Data entries:
======

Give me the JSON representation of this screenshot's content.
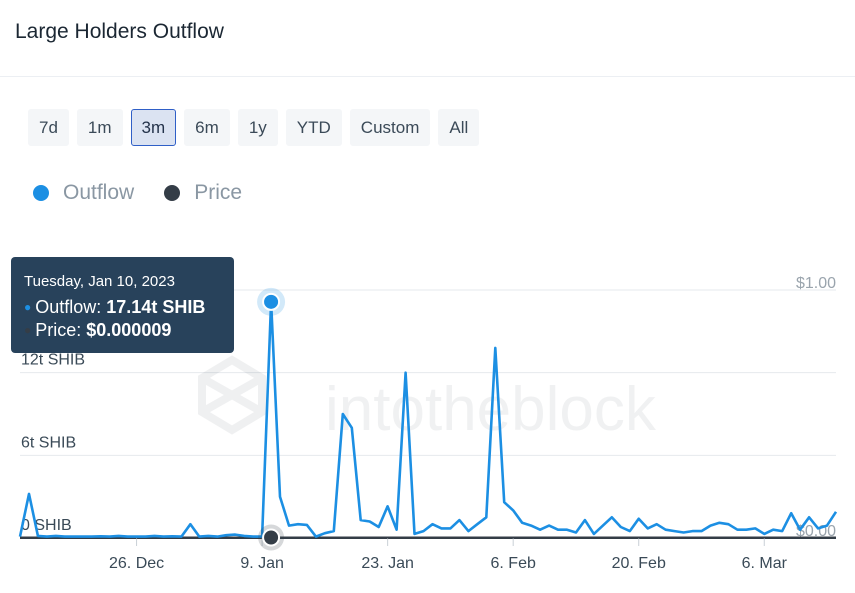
{
  "header": {
    "title": "Large Holders Outflow"
  },
  "range_buttons": [
    {
      "label": "7d",
      "active": false
    },
    {
      "label": "1m",
      "active": false
    },
    {
      "label": "3m",
      "active": true
    },
    {
      "label": "6m",
      "active": false
    },
    {
      "label": "1y",
      "active": false
    },
    {
      "label": "YTD",
      "active": false
    },
    {
      "label": "Custom",
      "active": false
    },
    {
      "label": "All",
      "active": false
    }
  ],
  "legend": [
    {
      "label": "Outflow",
      "color": "#1c8fe3"
    },
    {
      "label": "Price",
      "color": "#343d47"
    }
  ],
  "tooltip": {
    "date": "Tuesday, Jan 10, 2023",
    "outflow_label": "Outflow: ",
    "outflow_value": "17.14t SHIB",
    "price_label": "Price: ",
    "price_value": "$0.000009"
  },
  "watermark": "intotheblock",
  "chart_data": {
    "type": "line",
    "x": [
      "Dec 13",
      "Dec 14",
      "Dec 15",
      "Dec 16",
      "Dec 17",
      "Dec 18",
      "Dec 19",
      "Dec 20",
      "Dec 21",
      "Dec 22",
      "Dec 23",
      "Dec 24",
      "Dec 25",
      "Dec 26",
      "Dec 27",
      "Dec 28",
      "Dec 29",
      "Dec 30",
      "Dec 31",
      "Jan 1",
      "Jan 2",
      "Jan 3",
      "Jan 4",
      "Jan 5",
      "Jan 6",
      "Jan 7",
      "Jan 8",
      "Jan 9",
      "Jan 10",
      "Jan 11",
      "Jan 12",
      "Jan 13",
      "Jan 14",
      "Jan 15",
      "Jan 16",
      "Jan 17",
      "Jan 18",
      "Jan 19",
      "Jan 20",
      "Jan 21",
      "Jan 22",
      "Jan 23",
      "Jan 24",
      "Jan 25",
      "Jan 26",
      "Jan 27",
      "Jan 28",
      "Jan 29",
      "Jan 30",
      "Jan 31",
      "Feb 1",
      "Feb 2",
      "Feb 3",
      "Feb 4",
      "Feb 5",
      "Feb 6",
      "Feb 7",
      "Feb 8",
      "Feb 9",
      "Feb 10",
      "Feb 11",
      "Feb 12",
      "Feb 13",
      "Feb 14",
      "Feb 15",
      "Feb 16",
      "Feb 17",
      "Feb 18",
      "Feb 19",
      "Feb 20",
      "Feb 21",
      "Feb 22",
      "Feb 23",
      "Feb 24",
      "Feb 25",
      "Feb 26",
      "Feb 27",
      "Feb 28",
      "Mar 1",
      "Mar 2",
      "Mar 3",
      "Mar 4",
      "Mar 5",
      "Mar 6",
      "Mar 7",
      "Mar 8",
      "Mar 9",
      "Mar 10",
      "Mar 11",
      "Mar 12",
      "Mar 13",
      "Mar 14"
    ],
    "series": [
      {
        "name": "Outflow",
        "color": "#1c8fe3",
        "values": [
          0.1,
          3.2,
          0.15,
          0.1,
          0.15,
          0.1,
          0.1,
          0.1,
          0.1,
          0.12,
          0.1,
          0.15,
          0.1,
          0.1,
          0.1,
          0.15,
          0.1,
          0.12,
          0.1,
          1.0,
          0.1,
          0.15,
          0.1,
          0.2,
          0.25,
          0.15,
          0.1,
          0.1,
          17.14,
          3.0,
          0.9,
          1.0,
          0.95,
          0.1,
          0.35,
          0.5,
          9.0,
          8.0,
          1.3,
          1.2,
          0.8,
          2.3,
          0.6,
          12.0,
          0.3,
          0.5,
          1.0,
          0.7,
          0.7,
          1.3,
          0.5,
          1.0,
          1.5,
          13.8,
          2.6,
          2.0,
          1.1,
          0.9,
          0.6,
          0.9,
          0.6,
          0.6,
          0.4,
          1.3,
          0.3,
          0.9,
          1.5,
          0.8,
          0.5,
          1.4,
          0.7,
          1.0,
          0.6,
          0.5,
          0.4,
          0.5,
          0.5,
          0.9,
          1.1,
          1.0,
          0.6,
          0.6,
          0.7,
          0.3,
          0.6,
          0.5,
          1.8,
          0.6,
          1.5,
          0.7,
          0.9,
          1.9
        ]
      },
      {
        "name": "Price",
        "color": "#343d47",
        "values": [
          9e-06,
          8.9e-06,
          8.8e-06,
          8.5e-06,
          8.4e-06,
          8.3e-06,
          8.3e-06,
          8.2e-06,
          8.2e-06,
          8.3e-06,
          8.2e-06,
          8.2e-06,
          8.1e-06,
          8.2e-06,
          8.2e-06,
          8e-06,
          7.8e-06,
          7.9e-06,
          7.8e-06,
          7.8e-06,
          7.7e-06,
          7.8e-06,
          8.2e-06,
          8.3e-06,
          8.3e-06,
          8.4e-06,
          8.5e-06,
          8.8e-06,
          9e-06,
          9.4e-06,
          9.7e-06,
          1e-05,
          1.15e-05,
          1.09e-05,
          1.1e-05,
          1.12e-05,
          1.11e-05,
          1.08e-05,
          1.1e-05,
          1.14e-05,
          1.2e-05,
          1.22e-05,
          1.2e-05,
          1.18e-05,
          1.19e-05,
          1.2e-05,
          1.22e-05,
          1.2e-05,
          1.19e-05,
          1.18e-05,
          1.2e-05,
          1.28e-05,
          1.33e-05,
          1.28e-05,
          1.27e-05,
          1.26e-05,
          1.25e-05,
          1.24e-05,
          1.22e-05,
          1.2e-05,
          1.22e-05,
          1.23e-05,
          1.25e-05,
          1.3e-05,
          1.4e-05,
          1.38e-05,
          1.3e-05,
          1.32e-05,
          1.3e-05,
          1.35e-05,
          1.35e-05,
          1.32e-05,
          1.3e-05,
          1.28e-05,
          1.26e-05,
          1.25e-05,
          1.27e-05,
          1.24e-05,
          1.22e-05,
          1.2e-05,
          1.16e-05,
          1.15e-05,
          1.14e-05,
          1.13e-05,
          1.1e-05,
          1.08e-05,
          1.05e-05,
          1.02e-05,
          1e-05,
          1.08e-05,
          1.1e-05,
          1.11e-05
        ]
      }
    ],
    "y_left": {
      "min": 0,
      "max": 18,
      "ticks": [
        0,
        6,
        12
      ],
      "tick_labels": [
        "0 SHIB",
        "6t SHIB",
        "12t SHIB"
      ],
      "unit": "t SHIB"
    },
    "y_right": {
      "min": 0,
      "max": 1,
      "ticks": [
        0,
        1
      ],
      "tick_labels": [
        "$0.00",
        "$1.00"
      ]
    },
    "x_ticks": [
      {
        "at": "Dec 26",
        "label": "26. Dec"
      },
      {
        "at": "Jan 9",
        "label": "9. Jan"
      },
      {
        "at": "Jan 23",
        "label": "23. Jan"
      },
      {
        "at": "Feb 6",
        "label": "6. Feb"
      },
      {
        "at": "Feb 20",
        "label": "20. Feb"
      },
      {
        "at": "Mar 6",
        "label": "6. Mar"
      }
    ],
    "highlight": {
      "x": "Jan 10",
      "outflow": 17.14,
      "price": 9e-06
    },
    "grid": true,
    "legend_position": "top-left"
  }
}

======

Return the material word for word. Pictures are not part of the copy.

Task result:
Give me the JSON representation of this screenshot's content.
{
  "header": {
    "title": "Large Holders Outflow"
  },
  "range_buttons": [
    {
      "label": "7d",
      "active": false
    },
    {
      "label": "1m",
      "active": false
    },
    {
      "label": "3m",
      "active": true
    },
    {
      "label": "6m",
      "active": false
    },
    {
      "label": "1y",
      "active": false
    },
    {
      "label": "YTD",
      "active": false
    },
    {
      "label": "Custom",
      "active": false
    },
    {
      "label": "All",
      "active": false
    }
  ],
  "legend": [
    {
      "label": "Outflow",
      "color": "#1c8fe3"
    },
    {
      "label": "Price",
      "color": "#343d47"
    }
  ],
  "tooltip": {
    "date": "Tuesday, Jan 10, 2023",
    "outflow_label": "Outflow: ",
    "outflow_value": "17.14t SHIB",
    "price_label": "Price: ",
    "price_value": "$0.000009"
  },
  "watermark": "intotheblock",
  "chart_data": {
    "type": "line",
    "x": [
      "Dec 13",
      "Dec 14",
      "Dec 15",
      "Dec 16",
      "Dec 17",
      "Dec 18",
      "Dec 19",
      "Dec 20",
      "Dec 21",
      "Dec 22",
      "Dec 23",
      "Dec 24",
      "Dec 25",
      "Dec 26",
      "Dec 27",
      "Dec 28",
      "Dec 29",
      "Dec 30",
      "Dec 31",
      "Jan 1",
      "Jan 2",
      "Jan 3",
      "Jan 4",
      "Jan 5",
      "Jan 6",
      "Jan 7",
      "Jan 8",
      "Jan 9",
      "Jan 10",
      "Jan 11",
      "Jan 12",
      "Jan 13",
      "Jan 14",
      "Jan 15",
      "Jan 16",
      "Jan 17",
      "Jan 18",
      "Jan 19",
      "Jan 20",
      "Jan 21",
      "Jan 22",
      "Jan 23",
      "Jan 24",
      "Jan 25",
      "Jan 26",
      "Jan 27",
      "Jan 28",
      "Jan 29",
      "Jan 30",
      "Jan 31",
      "Feb 1",
      "Feb 2",
      "Feb 3",
      "Feb 4",
      "Feb 5",
      "Feb 6",
      "Feb 7",
      "Feb 8",
      "Feb 9",
      "Feb 10",
      "Feb 11",
      "Feb 12",
      "Feb 13",
      "Feb 14",
      "Feb 15",
      "Feb 16",
      "Feb 17",
      "Feb 18",
      "Feb 19",
      "Feb 20",
      "Feb 21",
      "Feb 22",
      "Feb 23",
      "Feb 24",
      "Feb 25",
      "Feb 26",
      "Feb 27",
      "Feb 28",
      "Mar 1",
      "Mar 2",
      "Mar 3",
      "Mar 4",
      "Mar 5",
      "Mar 6",
      "Mar 7",
      "Mar 8",
      "Mar 9",
      "Mar 10",
      "Mar 11",
      "Mar 12",
      "Mar 13",
      "Mar 14"
    ],
    "series": [
      {
        "name": "Outflow",
        "color": "#1c8fe3",
        "values": [
          0.1,
          3.2,
          0.15,
          0.1,
          0.15,
          0.1,
          0.1,
          0.1,
          0.1,
          0.12,
          0.1,
          0.15,
          0.1,
          0.1,
          0.1,
          0.15,
          0.1,
          0.12,
          0.1,
          1.0,
          0.1,
          0.15,
          0.1,
          0.2,
          0.25,
          0.15,
          0.1,
          0.1,
          17.14,
          3.0,
          0.9,
          1.0,
          0.95,
          0.1,
          0.35,
          0.5,
          9.0,
          8.0,
          1.3,
          1.2,
          0.8,
          2.3,
          0.6,
          12.0,
          0.3,
          0.5,
          1.0,
          0.7,
          0.7,
          1.3,
          0.5,
          1.0,
          1.5,
          13.8,
          2.6,
          2.0,
          1.1,
          0.9,
          0.6,
          0.9,
          0.6,
          0.6,
          0.4,
          1.3,
          0.3,
          0.9,
          1.5,
          0.8,
          0.5,
          1.4,
          0.7,
          1.0,
          0.6,
          0.5,
          0.4,
          0.5,
          0.5,
          0.9,
          1.1,
          1.0,
          0.6,
          0.6,
          0.7,
          0.3,
          0.6,
          0.5,
          1.8,
          0.6,
          1.5,
          0.7,
          0.9,
          1.9
        ]
      },
      {
        "name": "Price",
        "color": "#343d47",
        "values": [
          9e-06,
          8.9e-06,
          8.8e-06,
          8.5e-06,
          8.4e-06,
          8.3e-06,
          8.3e-06,
          8.2e-06,
          8.2e-06,
          8.3e-06,
          8.2e-06,
          8.2e-06,
          8.1e-06,
          8.2e-06,
          8.2e-06,
          8e-06,
          7.8e-06,
          7.9e-06,
          7.8e-06,
          7.8e-06,
          7.7e-06,
          7.8e-06,
          8.2e-06,
          8.3e-06,
          8.3e-06,
          8.4e-06,
          8.5e-06,
          8.8e-06,
          9e-06,
          9.4e-06,
          9.7e-06,
          1e-05,
          1.15e-05,
          1.09e-05,
          1.1e-05,
          1.12e-05,
          1.11e-05,
          1.08e-05,
          1.1e-05,
          1.14e-05,
          1.2e-05,
          1.22e-05,
          1.2e-05,
          1.18e-05,
          1.19e-05,
          1.2e-05,
          1.22e-05,
          1.2e-05,
          1.19e-05,
          1.18e-05,
          1.2e-05,
          1.28e-05,
          1.33e-05,
          1.28e-05,
          1.27e-05,
          1.26e-05,
          1.25e-05,
          1.24e-05,
          1.22e-05,
          1.2e-05,
          1.22e-05,
          1.23e-05,
          1.25e-05,
          1.3e-05,
          1.4e-05,
          1.38e-05,
          1.3e-05,
          1.32e-05,
          1.3e-05,
          1.35e-05,
          1.35e-05,
          1.32e-05,
          1.3e-05,
          1.28e-05,
          1.26e-05,
          1.25e-05,
          1.27e-05,
          1.24e-05,
          1.22e-05,
          1.2e-05,
          1.16e-05,
          1.15e-05,
          1.14e-05,
          1.13e-05,
          1.1e-05,
          1.08e-05,
          1.05e-05,
          1.02e-05,
          1e-05,
          1.08e-05,
          1.1e-05,
          1.11e-05
        ]
      }
    ],
    "y_left": {
      "min": 0,
      "max": 18,
      "ticks": [
        0,
        6,
        12
      ],
      "tick_labels": [
        "0 SHIB",
        "6t SHIB",
        "12t SHIB"
      ],
      "unit": "t SHIB"
    },
    "y_right": {
      "min": 0,
      "max": 1,
      "ticks": [
        0,
        1
      ],
      "tick_labels": [
        "$0.00",
        "$1.00"
      ]
    },
    "x_ticks": [
      {
        "at": "Dec 26",
        "label": "26. Dec"
      },
      {
        "at": "Jan 9",
        "label": "9. Jan"
      },
      {
        "at": "Jan 23",
        "label": "23. Jan"
      },
      {
        "at": "Feb 6",
        "label": "6. Feb"
      },
      {
        "at": "Feb 20",
        "label": "20. Feb"
      },
      {
        "at": "Mar 6",
        "label": "6. Mar"
      }
    ],
    "highlight": {
      "x": "Jan 10",
      "outflow": 17.14,
      "price": 9e-06
    },
    "grid": true,
    "legend_position": "top-left"
  }
}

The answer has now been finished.